# Hapkido vs Injuries



## Brad Dunne (Oct 24, 2006)

An interesting thread on jumping, when to stop, has surfaced. This got me to thinking about not only jumping, but breakfalls and the like. This will be a two part question. Number 1) Do you feel that folks can/should continue Hapkido training if they can't or should not do breakfalls any longer? Now the second question, if you said yes they should continue, then how or what would you modify for them to continue their training?


----------



## Brian R. VanCise (Oct 24, 2006)

Brad Dunne said:


> An interesting thread on jumping, when to stop, has surfaced. This got me to thinking about not only jumping, but breakfalls and the like. This will be a two part question. Number 1) Do you feel that folks can/should continue Hapkido training if they can't or should not do breakfalls any longer? Now the second question, if you said yes they should continue, then how or what would you modify for them to continue their training?


 
Well if you cannot take breakfall, rolls, etc. anymore you can still take people down.  This just requires that you have someone willing to take the falls for you.  I have several students that are in this position.  One is 81 years old and when I teach him I will show him what to do and then have him apply it on me.  He has been training for over six years with me and is fantastic at what he does.


----------



## Drac (Oct 24, 2006)

Brian R. VanCise said:


> Well if you cannot take breakfall, rolls, etc. anymore you can still take people down


 
Amen Brian...When Father Greek and I attend a seminar we will both go down a few times after that we will go to the point of dropping each other and stop..This growing old is a pain..

┄┄┄┄┄┄┄┄┄┄┄┄┄┄┄┄┄┄┄┄

__Tasks and exercises__:
a. Answer these from the Hapkido thread above, one per line:
(i) How old is the student Brian R. VanCise says he teaches?
(ii) For how long has that student been training with him?
(iii) With whom does Drac attend seminars?
b. Please write the next part of the Hapkido thread above, picking up after its last post.

__Available data__:
┄┄┄┄┄┄┄┄┄┄┄┄┄┄┄┄┄┄┄┄

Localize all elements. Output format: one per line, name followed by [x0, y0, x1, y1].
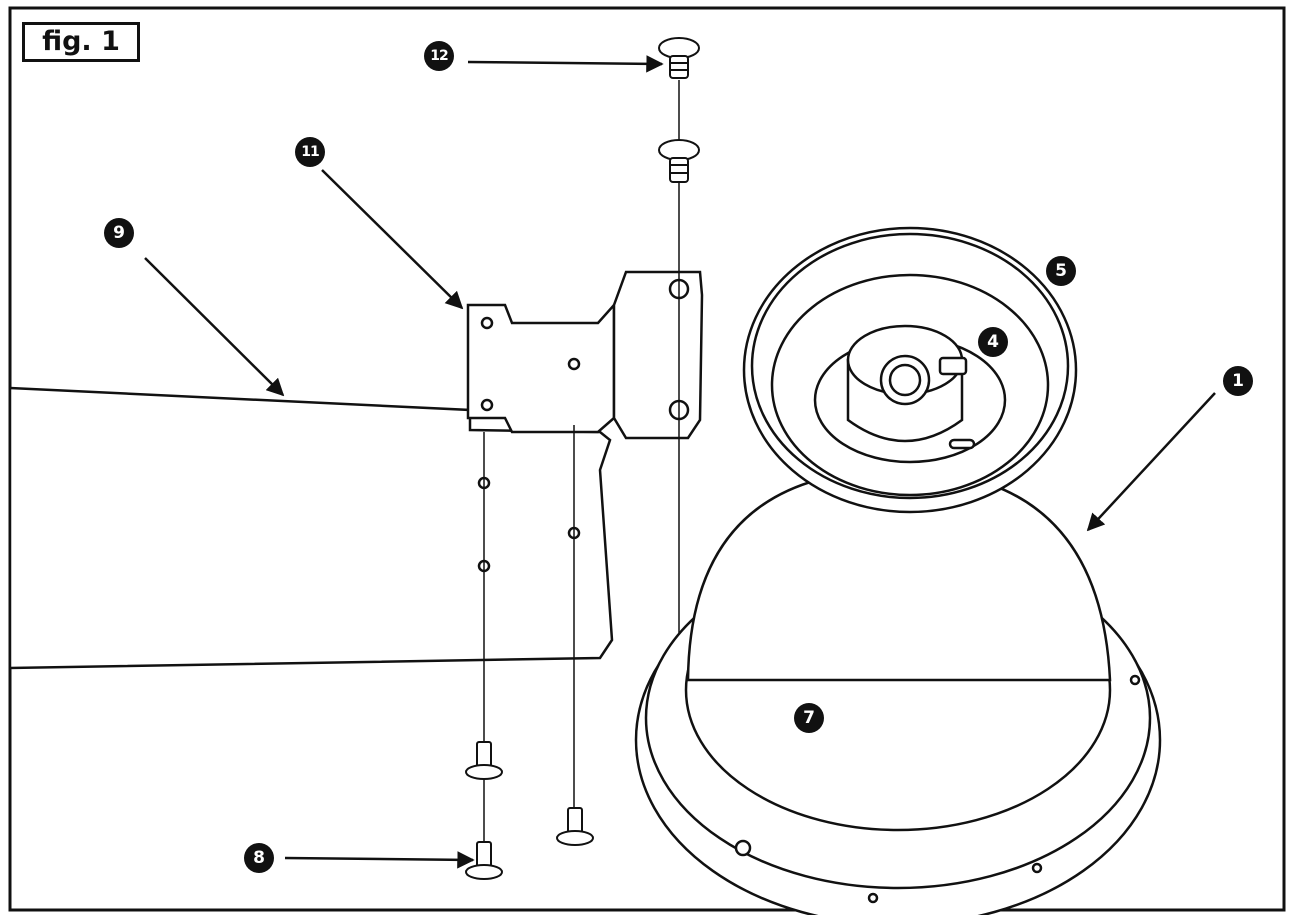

┄┄┄┄┄┄┄┄┄┄┄┄┄┄┄┄┄┄┄┄

__Solved problems__:
a.
(i) 81 years old
(ii) Over six years
(iii) Father Greek

b.
----------



## Brian R. VanCise (Oct 24, 2006)

When I have an injury and cannot fall then that is definately the way to go.  No need to hurt yourself more.


----------



## Drac (Oct 24, 2006)

You outta see us after a Dan-Bong class..


----------



## zDom (Oct 25, 2006)

Brad Dunne said:


> Do you feel that folks can/should continue Hapkido training if they can't or should not do breakfalls any longer? Now the second question, if you said yes they should continue, then how or what would you modify for them to continue their training?



Yea, there are ways to work around for someone like that as mentioned above.

The modifications would be: they are not to fall or be used by a partner for "fits" as there is the risk of an unintentional throw (partner takes fit too far, loses control, drops them by accident).

This, of course, requires partnering them up with someone who is willing to be fitted/thrown without having a turn at fitting/throwing them back.

IMO, this is really only an option for someone who already has a vested interest in hapkido. That is, they have already been thrown in the past, which is kind of implied in the way you stated the scenario ("can't or should not do breakfalls *any longer*").

As for a new student who is unable to fall? Well, I would probably advise them to take another martial art that doesn't require breakfalling.

It is important in learning throws to experience being thrown, IMO, and not fair to other students to let someone new come in and throw them around without doing some falling of their own.

We have two students I worked out with for many years, one a brown belt and the other a red belt, who I would be quite willing to let throw me around without taking any falls for me because neither is able to fall anymore (one due to a back problem, the other due to a neck problem).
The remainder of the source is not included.